* [Aim of the task] In the material below, find how many lines contain the string "this". Write only that number.

* [Stored rows]
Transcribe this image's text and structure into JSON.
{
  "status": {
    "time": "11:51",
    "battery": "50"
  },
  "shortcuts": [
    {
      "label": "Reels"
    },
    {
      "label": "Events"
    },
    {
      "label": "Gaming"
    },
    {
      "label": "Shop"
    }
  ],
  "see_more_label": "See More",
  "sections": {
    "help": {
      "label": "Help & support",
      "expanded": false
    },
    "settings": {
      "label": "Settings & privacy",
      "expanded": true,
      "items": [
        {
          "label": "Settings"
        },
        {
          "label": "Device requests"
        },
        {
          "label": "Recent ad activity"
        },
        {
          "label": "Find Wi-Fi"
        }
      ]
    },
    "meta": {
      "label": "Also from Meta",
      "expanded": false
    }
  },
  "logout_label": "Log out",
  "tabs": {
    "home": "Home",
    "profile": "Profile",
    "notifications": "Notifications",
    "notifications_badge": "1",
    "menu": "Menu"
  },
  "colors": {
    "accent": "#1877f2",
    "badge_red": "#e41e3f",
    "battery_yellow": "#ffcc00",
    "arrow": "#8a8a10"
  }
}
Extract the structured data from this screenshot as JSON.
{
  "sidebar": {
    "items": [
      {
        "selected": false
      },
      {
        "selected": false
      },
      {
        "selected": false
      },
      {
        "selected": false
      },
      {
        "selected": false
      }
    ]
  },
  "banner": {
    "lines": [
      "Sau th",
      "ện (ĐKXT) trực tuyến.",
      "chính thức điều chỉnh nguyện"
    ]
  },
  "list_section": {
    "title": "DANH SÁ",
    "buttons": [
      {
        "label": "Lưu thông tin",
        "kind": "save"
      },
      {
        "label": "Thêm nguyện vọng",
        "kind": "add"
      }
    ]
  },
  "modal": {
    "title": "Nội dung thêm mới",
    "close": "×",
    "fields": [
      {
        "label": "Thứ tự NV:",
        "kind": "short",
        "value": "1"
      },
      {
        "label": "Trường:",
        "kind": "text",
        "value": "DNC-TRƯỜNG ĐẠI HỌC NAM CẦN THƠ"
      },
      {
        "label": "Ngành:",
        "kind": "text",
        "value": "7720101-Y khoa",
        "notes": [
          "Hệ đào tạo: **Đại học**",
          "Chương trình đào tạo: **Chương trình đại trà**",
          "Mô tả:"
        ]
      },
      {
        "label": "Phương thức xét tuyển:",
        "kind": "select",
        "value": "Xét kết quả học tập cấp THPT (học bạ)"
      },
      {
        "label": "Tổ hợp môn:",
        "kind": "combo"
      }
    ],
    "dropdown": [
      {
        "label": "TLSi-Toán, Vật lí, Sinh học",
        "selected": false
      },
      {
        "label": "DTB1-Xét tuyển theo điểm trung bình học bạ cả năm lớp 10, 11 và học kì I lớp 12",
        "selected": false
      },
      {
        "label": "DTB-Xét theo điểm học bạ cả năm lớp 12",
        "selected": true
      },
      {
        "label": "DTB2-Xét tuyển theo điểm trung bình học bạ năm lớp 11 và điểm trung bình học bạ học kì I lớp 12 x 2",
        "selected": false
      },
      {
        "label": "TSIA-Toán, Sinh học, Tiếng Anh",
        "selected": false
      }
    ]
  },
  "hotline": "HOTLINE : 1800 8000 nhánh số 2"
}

* [Reply to the task] 2